◆ **GOAL**
Reproduce the full listing that appears beneath this instruction exactly.

═══ EXERCISE DATA ═══

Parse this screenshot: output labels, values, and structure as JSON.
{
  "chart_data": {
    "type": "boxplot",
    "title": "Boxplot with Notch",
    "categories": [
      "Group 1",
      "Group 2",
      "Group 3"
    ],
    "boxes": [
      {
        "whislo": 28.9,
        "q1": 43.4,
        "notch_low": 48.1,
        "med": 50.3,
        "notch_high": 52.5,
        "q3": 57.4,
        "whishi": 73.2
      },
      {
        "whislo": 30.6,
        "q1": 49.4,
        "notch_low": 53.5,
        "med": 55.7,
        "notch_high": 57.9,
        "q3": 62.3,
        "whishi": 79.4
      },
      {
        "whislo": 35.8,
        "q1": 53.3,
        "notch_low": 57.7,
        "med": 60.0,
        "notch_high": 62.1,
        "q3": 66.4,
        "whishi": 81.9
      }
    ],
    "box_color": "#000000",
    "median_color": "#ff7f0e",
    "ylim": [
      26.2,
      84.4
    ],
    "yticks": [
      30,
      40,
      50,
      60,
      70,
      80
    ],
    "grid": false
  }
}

═══

◆ **RESULT FOR THIS EXERCISE**
Parse this screenshot: output labels, values, and structure as JSON.
{
  "chart_data": {
    "type": "boxplot",
    "title": "Boxplot with Notch",
    "categories": [
      "Group 1",
      "Group 2",
      "Group 3"
    ],
    "boxes": [
      {
        "whislo": 28.9,
        "q1": 43.4,
        "notch_low": 48.1,
        "med": 50.3,
        "notch_high": 52.5,
        "q3": 57.4,
        "whishi": 73.2
      },
      {
        "whislo": 30.6,
        "q1": 49.4,
        "notch_low": 53.5,
        "med": 55.7,
        "notch_high": 57.9,
        "q3": 62.3,
        "whishi": 79.4
      },
      {
        "whislo": 35.8,
        "q1": 53.3,
        "notch_low": 57.7,
        "med": 60.0,
        "notch_high": 62.1,
        "q3": 66.4,
        "whishi": 81.9
      }
    ],
    "box_color": "#000000",
    "median_color": "#ff7f0e",
    "ylim": [
      26.2,
      84.4
    ],
    "yticks": [
      30,
      40,
      50,
      60,
      70,
      80
    ],
    "grid": false
  }
}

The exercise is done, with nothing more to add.